■ WHAT YOU ARE ASKED TO DO:
Entries follow. Set all of them down as they stand.

* * * * * * *

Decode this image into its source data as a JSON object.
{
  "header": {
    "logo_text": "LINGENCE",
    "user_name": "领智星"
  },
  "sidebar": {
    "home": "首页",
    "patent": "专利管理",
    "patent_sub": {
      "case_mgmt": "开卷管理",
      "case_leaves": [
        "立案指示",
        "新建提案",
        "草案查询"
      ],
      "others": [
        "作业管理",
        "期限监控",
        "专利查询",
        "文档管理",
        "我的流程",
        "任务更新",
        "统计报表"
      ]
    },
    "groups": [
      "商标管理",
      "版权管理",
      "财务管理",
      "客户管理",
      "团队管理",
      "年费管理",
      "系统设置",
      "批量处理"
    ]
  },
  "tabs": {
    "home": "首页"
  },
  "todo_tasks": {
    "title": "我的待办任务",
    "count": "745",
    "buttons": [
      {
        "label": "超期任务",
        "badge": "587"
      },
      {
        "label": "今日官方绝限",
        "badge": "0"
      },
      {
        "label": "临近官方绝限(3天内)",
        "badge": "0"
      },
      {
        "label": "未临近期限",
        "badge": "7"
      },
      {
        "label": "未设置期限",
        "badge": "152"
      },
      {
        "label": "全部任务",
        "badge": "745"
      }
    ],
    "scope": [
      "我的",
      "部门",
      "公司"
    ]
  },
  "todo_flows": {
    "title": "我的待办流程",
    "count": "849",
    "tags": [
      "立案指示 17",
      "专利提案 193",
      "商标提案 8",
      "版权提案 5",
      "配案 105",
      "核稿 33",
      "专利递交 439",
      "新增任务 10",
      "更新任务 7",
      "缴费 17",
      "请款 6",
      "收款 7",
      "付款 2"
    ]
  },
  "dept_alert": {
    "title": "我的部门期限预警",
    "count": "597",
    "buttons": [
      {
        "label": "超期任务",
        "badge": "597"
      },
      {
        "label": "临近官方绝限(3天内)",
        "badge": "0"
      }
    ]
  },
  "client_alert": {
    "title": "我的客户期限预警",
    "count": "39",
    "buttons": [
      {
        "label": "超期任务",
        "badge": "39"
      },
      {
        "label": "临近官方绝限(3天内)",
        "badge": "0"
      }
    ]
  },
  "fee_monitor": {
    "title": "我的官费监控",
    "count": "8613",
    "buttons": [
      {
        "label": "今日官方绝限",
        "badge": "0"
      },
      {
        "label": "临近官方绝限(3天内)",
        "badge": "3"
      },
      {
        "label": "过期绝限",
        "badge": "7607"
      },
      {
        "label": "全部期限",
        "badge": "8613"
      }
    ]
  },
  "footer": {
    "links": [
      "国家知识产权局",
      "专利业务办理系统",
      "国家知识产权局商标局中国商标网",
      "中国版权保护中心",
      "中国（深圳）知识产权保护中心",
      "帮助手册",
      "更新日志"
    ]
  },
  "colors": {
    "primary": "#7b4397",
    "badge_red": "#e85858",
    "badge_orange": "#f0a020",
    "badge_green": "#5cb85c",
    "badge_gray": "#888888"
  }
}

* * * * * * *

■ FULL SOLUTION:
Decode this image into its source data as a JSON object.
{
  "header": {
    "logo_text": "LINGENCE",
    "user_name": "领智星"
  },
  "sidebar": {
    "home": "首页",
    "patent": "专利管理",
    "patent_sub": {
      "case_mgmt": "开卷管理",
      "case_leaves": [
        "立案指示",
        "新建提案",
        "草案查询"
      ],
      "others": [
        "作业管理",
        "期限监控",
        "专利查询",
        "文档管理",
        "我的流程",
        "任务更新",
        "统计报表"
      ]
    },
    "groups": [
      "商标管理",
      "版权管理",
      "财务管理",
      "客户管理",
      "团队管理",
      "年费管理",
      "系统设置",
      "批量处理"
    ]
  },
  "tabs": {
    "home": "首页"
  },
  "todo_tasks": {
    "title": "我的待办任务",
    "count": "745",
    "buttons": [
      {
        "label": "超期任务",
        "badge": "587"
      },
      {
        "label": "今日官方绝限",
        "badge": "0"
      },
      {
        "label": "临近官方绝限(3天内)",
        "badge": "0"
      },
      {
        "label": "未临近期限",
        "badge": "7"
      },
      {
        "label": "未设置期限",
        "badge": "152"
      },
      {
        "label": "全部任务",
        "badge": "745"
      }
    ],
    "scope": [
      "我的",
      "部门",
      "公司"
    ]
  },
  "todo_flows": {
    "title": "我的待办流程",
    "count": "849",
    "tags": [
      "立案指示 17",
      "专利提案 193",
      "商标提案 8",
      "版权提案 5",
      "配案 105",
      "核稿 33",
      "专利递交 439",
      "新增任务 10",
      "更新任务 7",
      "缴费 17",
      "请款 6",
      "收款 7",
      "付款 2"
    ]
  },
  "dept_alert": {
    "title": "我的部门期限预警",
    "count": "597",
    "buttons": [
      {
        "label": "超期任务",
        "badge": "597"
      },
      {
        "label": "临近官方绝限(3天内)",
        "badge": "0"
      }
    ]
  },
  "client_alert": {
    "title": "我的客户期限预警",
    "count": "39",
    "buttons": [
      {
        "label": "超期任务",
        "badge": "39"
      },
      {
        "label": "临近官方绝限(3天内)",
        "badge": "0"
      }
    ]
  },
  "fee_monitor": {
    "title": "我的官费监控",
    "count": "8613",
    "buttons": [
      {
        "label": "今日官方绝限",
        "badge": "0"
      },
      {
        "label": "临近官方绝限(3天内)",
        "badge": "3"
      },
      {
        "label": "过期绝限",
        "badge": "7607"
      },
      {
        "label": "全部期限",
        "badge": "8613"
      }
    ]
  },
  "footer": {
    "links": [
      "国家知识产权局",
      "专利业务办理系统",
      "国家知识产权局商标局中国商标网",
      "中国版权保护中心",
      "中国（深圳）知识产权保护中心",
      "帮助手册",
      "更新日志"
    ]
  },
  "colors": {
    "primary": "#7b4397",
    "badge_red": "#e85858",
    "badge_orange": "#f0a020",
    "badge_green": "#5cb85c",
    "badge_gray": "#888888"
  }
}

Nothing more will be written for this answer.